» **Challenge**
From the data that follows, copy every line holding the string "Wegener".

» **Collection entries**
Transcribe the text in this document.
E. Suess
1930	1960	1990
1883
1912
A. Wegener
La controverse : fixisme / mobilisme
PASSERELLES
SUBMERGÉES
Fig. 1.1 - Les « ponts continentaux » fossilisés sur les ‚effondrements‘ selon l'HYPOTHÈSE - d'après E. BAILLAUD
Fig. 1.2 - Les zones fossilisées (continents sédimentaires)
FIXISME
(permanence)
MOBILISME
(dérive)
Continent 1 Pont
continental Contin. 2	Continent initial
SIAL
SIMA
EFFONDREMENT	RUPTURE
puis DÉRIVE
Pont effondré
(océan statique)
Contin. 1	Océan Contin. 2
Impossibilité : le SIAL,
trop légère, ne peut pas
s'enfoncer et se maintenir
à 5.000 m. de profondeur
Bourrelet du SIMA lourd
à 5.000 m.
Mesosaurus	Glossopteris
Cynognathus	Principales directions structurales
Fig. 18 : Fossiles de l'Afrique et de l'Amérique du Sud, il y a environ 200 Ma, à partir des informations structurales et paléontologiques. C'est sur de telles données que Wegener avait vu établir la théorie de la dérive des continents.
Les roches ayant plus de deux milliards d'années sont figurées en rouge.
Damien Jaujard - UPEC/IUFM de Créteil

» **Solution to the problem**
A. Wegener
Fig. 18 : Fossiles de l'Afrique et de l'Amérique du Sud, il y a environ 200 Ma, à partir des informations structurales et paléontologiques. C'est sur de telles données que Wegener avait vu établir la théorie de la dérive des continents.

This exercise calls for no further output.